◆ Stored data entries
--
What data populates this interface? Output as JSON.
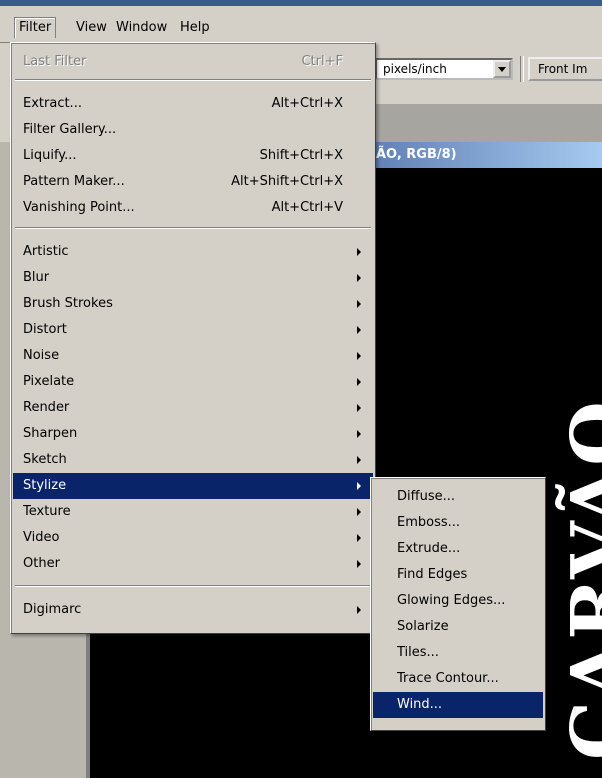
{
  "menubar": [
    "Filter",
    "View",
    "Window",
    "Help"
  ],
  "options": {
    "resolution_unit": "pixels/inch",
    "front_button": "Front Im"
  },
  "document": {
    "title": "ÃO, RGB/8)",
    "canvas_text": "CARVÃO"
  },
  "filter_menu": {
    "last_filter": {
      "label": "Last Filter",
      "shortcut": "Ctrl+F"
    },
    "group1": [
      {
        "label": "Extract...",
        "shortcut": "Alt+Ctrl+X"
      },
      {
        "label": "Filter Gallery...",
        "shortcut": ""
      },
      {
        "label": "Liquify...",
        "shortcut": "Shift+Ctrl+X"
      },
      {
        "label": "Pattern Maker...",
        "shortcut": "Alt+Shift+Ctrl+X"
      },
      {
        "label": "Vanishing Point...",
        "shortcut": "Alt+Ctrl+V"
      }
    ],
    "submenus": [
      "Artistic",
      "Blur",
      "Brush Strokes",
      "Distort",
      "Noise",
      "Pixelate",
      "Render",
      "Sharpen",
      "Sketch",
      "Stylize",
      "Texture",
      "Video",
      "Other"
    ],
    "digimarc": "Digimarc"
  },
  "stylize_menu": [
    "Diffuse...",
    "Emboss...",
    "Extrude...",
    "Find Edges",
    "Glowing Edges...",
    "Solarize",
    "Tiles...",
    "Trace Contour...",
    "Wind..."
  ],
  "colors": {
    "highlight": "#0a246a",
    "menu_bg": "#d4d0c8"
  }
}
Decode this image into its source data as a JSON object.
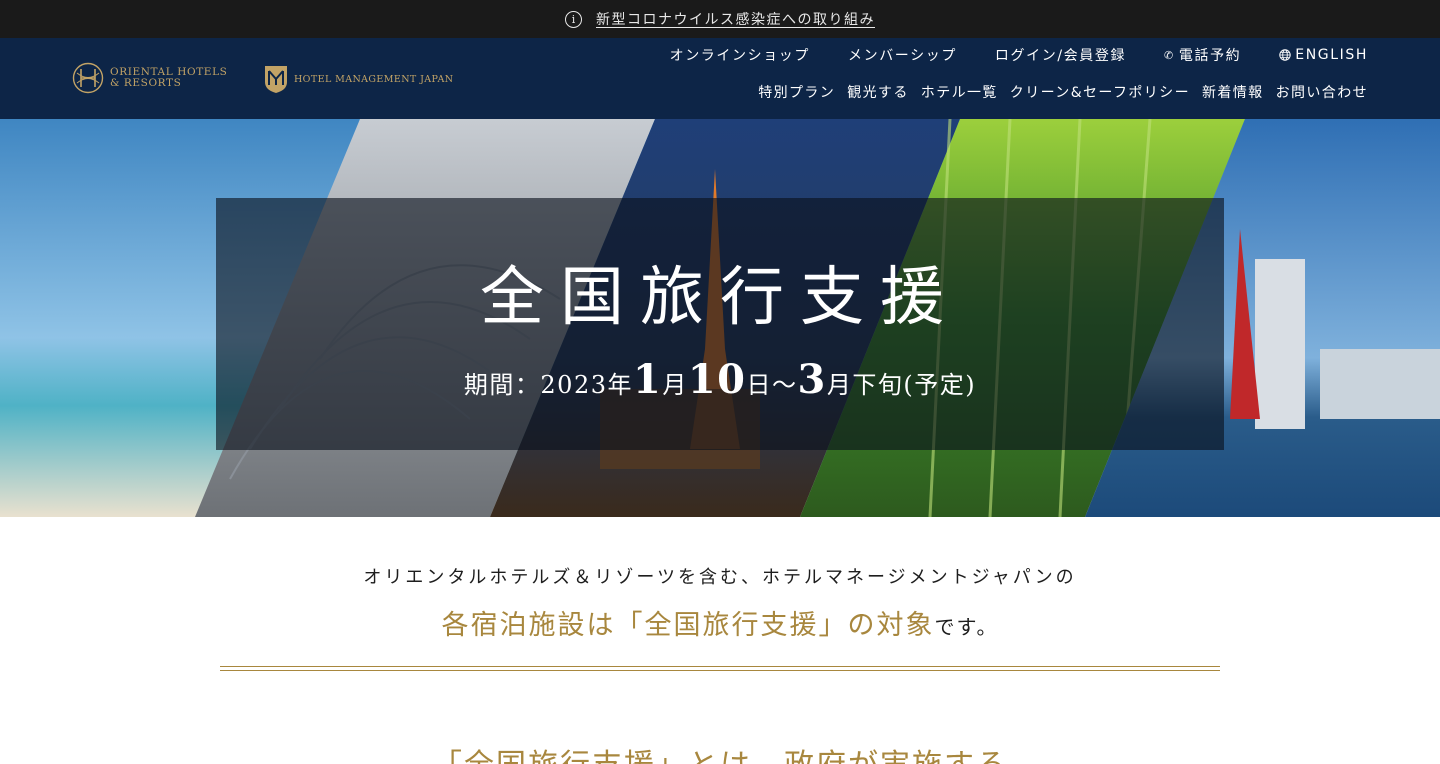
--
◆ Work to be completed
Look through the records and gather every line containing "this".

◆ Solution below
What data populates this interface? Output as JSON.
Decode this image into its source data as a JSON object.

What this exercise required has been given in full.